* Exercise requirements *
a – Return the portion of the SPARQL query between "PREFIX dcat: <http://www.w3.org/ns/dcat#>" and "dcat:dataset ?dataset .", inclusive, copied verbatim.
b – Answer the following from the SPARQL query:
(i) Which namespace IRI is bound to the prefix vcard?
(ii) Which property connects ?distribution to ?dataService?
(iii) Which IRI is supplied as the value of ?dataset in the VALUES clause?

PREFIX dcat: <http://www.w3.org/ns/dcat#>
PREFIX dcterms: <http://purl.org/dc/terms/>
PREFIX foaf: <http://xmlns.com/foaf/0.1/>
PREFIX schema: <http://schema.org/>
PREFIX vcard: <http://www.w3.org/2006/vcard/ns#>

PREFIX pu: <https://data.gov.cz/slovník/podmínky-užití/>

CONSTRUCT {
<https://catalog> a dcat:Catalog ;
    dcat:dataset ?dataset .

?dataset a dcat:Dataset ;
    dcterms:title ?title ;
    dcterms:description ?description ;
    dcat:theme ?theme ;
    dcterms:accrualPeriodicity ?accrualPeriodicity ;
    dcat:keyword ?keyword ;
    dcterms:spatial ?spatial ;
    dcterms:temporal ?temporal ;
    dcat:contactPoint ?cp ;
    foaf:page ?page ;
    dcterms:conformsTo ?conformsTo ;
    dcat:spatialResolutionInMeters ?spatialResolution ;
    dcat:temporalResolution ?temporalResolution ;
    dcterms:isPartOf ?topDataset ;
    dcat:distribution ?distribution .

    ?cp a ?cptype; 
        vcard:fn ?cpfn ;
        vcard:hasEmail ?cpemail .

    ?temporal a dcterms:PeriodOfTime; 
        dcat:startDate ?finalStartDate ;
        dcat:endDate ?finalEndDate .

  ?distribution a dcat:Distribution ;
      dcat:downloadURL ?ddURL ;
      dcat:accessURL ?daURL ;
      dcterms:format ?dformat ;
      dcat:mediaType ?dmimeType ;
      dcterms:conformsTo ?dconformsTo ;
      dcat:compressFormat ?dcompressFormat ;
      dcat:packageFormat ?dpackageFormat ;
      dcterms:title ?dtitle .

    ?distribution pu:specifikace ?tou .
    ?tou a pu:Specifikace ;
        pu:autorské-dílo ?touGeneral ;
        pu:databáze-jako-autorské-dílo ?touDatabase ;
        pu:databáze-chráněná-zvláštními-právy ?touDatabaseExtra ;
        pu:osobní-údaje ?touPersonalData ;
        pu:autor ?touGeneralAuthor ;
        pu:autor-databáze ?touDatabaselAuthor .

    ?distribution dcat:accessService ?dataService . 

    ?dataService a dcat:DataService ;
        dcterms:title ?sTitle ;
        dcterms:conformsTo ?sConformsTo ;
        dcat:endpointURL ?sEndpointURL ;
        dcat:endpointDescription ?sEndpointDescription .    
}
WHERE { 
  VALUES ?dataset { <https://data.mvcr.gov.cz/zdroj/datové-sady/rpp/agendy> }

  ?dataset a dcat:Dataset ;
      dcterms:title ?title ;
      dcterms:description ?description ;
      dcat:theme ?theme ;
      dcterms:accrualPeriodicity ?accrualPeriodicity ;
      dcat:keyword ?keyword ;
      dcterms:spatial ?spatial .

    OPTIONAL {
      ?dataset dcterms:temporal ?temporal .

* Provided information *

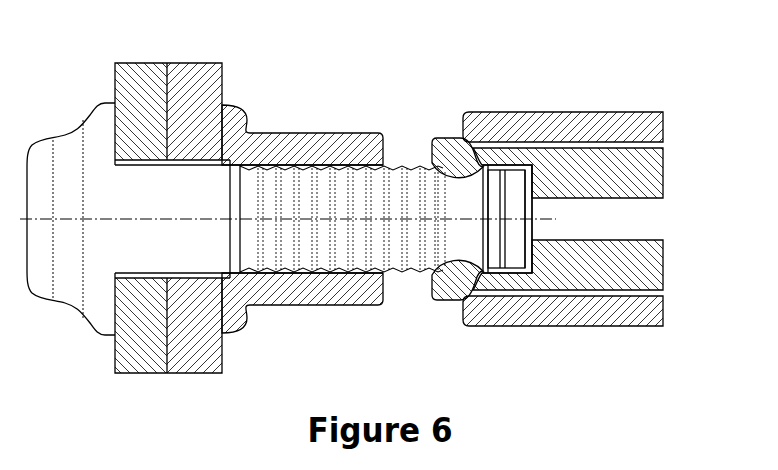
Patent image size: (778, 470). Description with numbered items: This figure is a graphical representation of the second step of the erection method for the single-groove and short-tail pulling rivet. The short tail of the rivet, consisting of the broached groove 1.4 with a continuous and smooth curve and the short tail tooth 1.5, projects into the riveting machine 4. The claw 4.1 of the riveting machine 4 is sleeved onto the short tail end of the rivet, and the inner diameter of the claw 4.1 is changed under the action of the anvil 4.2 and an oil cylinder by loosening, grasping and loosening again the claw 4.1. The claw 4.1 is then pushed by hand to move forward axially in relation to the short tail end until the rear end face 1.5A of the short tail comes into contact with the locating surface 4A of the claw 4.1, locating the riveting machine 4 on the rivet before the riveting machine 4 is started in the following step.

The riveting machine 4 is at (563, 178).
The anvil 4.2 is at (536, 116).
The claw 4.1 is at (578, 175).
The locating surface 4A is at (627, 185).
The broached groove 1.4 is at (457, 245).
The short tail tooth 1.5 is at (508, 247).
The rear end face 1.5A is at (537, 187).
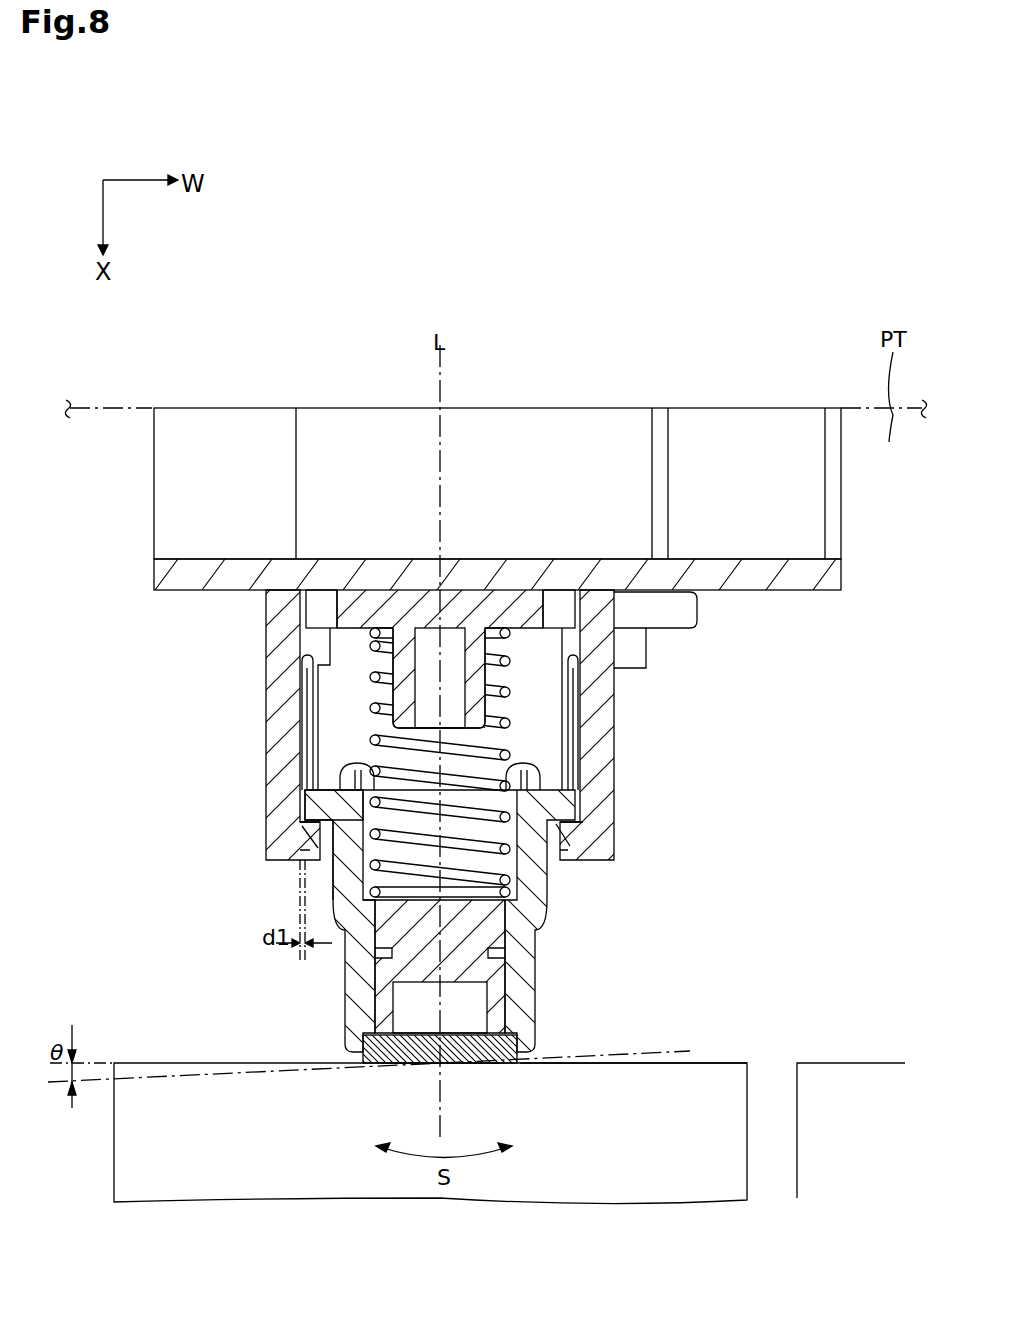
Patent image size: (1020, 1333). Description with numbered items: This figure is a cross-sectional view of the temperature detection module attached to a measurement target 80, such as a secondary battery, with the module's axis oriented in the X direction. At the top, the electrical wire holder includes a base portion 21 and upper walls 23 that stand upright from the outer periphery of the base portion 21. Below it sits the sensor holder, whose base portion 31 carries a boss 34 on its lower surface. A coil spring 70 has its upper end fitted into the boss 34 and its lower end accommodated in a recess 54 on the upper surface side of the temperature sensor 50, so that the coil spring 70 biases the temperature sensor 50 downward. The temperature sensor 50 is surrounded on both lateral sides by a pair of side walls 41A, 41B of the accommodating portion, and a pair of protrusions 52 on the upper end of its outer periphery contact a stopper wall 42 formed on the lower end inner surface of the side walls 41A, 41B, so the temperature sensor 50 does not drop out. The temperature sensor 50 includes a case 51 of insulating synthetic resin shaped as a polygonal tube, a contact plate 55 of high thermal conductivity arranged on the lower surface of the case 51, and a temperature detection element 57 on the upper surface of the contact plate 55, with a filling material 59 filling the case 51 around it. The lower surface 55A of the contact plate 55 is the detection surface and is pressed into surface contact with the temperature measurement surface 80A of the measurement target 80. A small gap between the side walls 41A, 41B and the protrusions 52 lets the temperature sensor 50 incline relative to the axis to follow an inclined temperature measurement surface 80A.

* Written answers *
a –
PREFIX dcat: <http://www.w3.org/ns/dcat#>
PREFIX dcterms: <http://purl.org/dc/terms/>
PREFIX foaf: <http://xmlns.com/foaf/0.1/>
PREFIX schema: <http://schema.org/>
PREFIX vcard: <http://www.w3.org/2006/vcard/ns#>

PREFIX pu: <https://data.gov.cz/slovník/podmínky-užití/>

CONSTRUCT {
<https://catalog> a dcat:Catalog ;
    dcat:dataset ?dataset .

b –
(i) http://www.w3.org/2006/vcard/ns#
(ii) dcat:accessService
(iii) <https://data.mvcr.gov.cz/zdroj/datové-sady/rpp/agendy>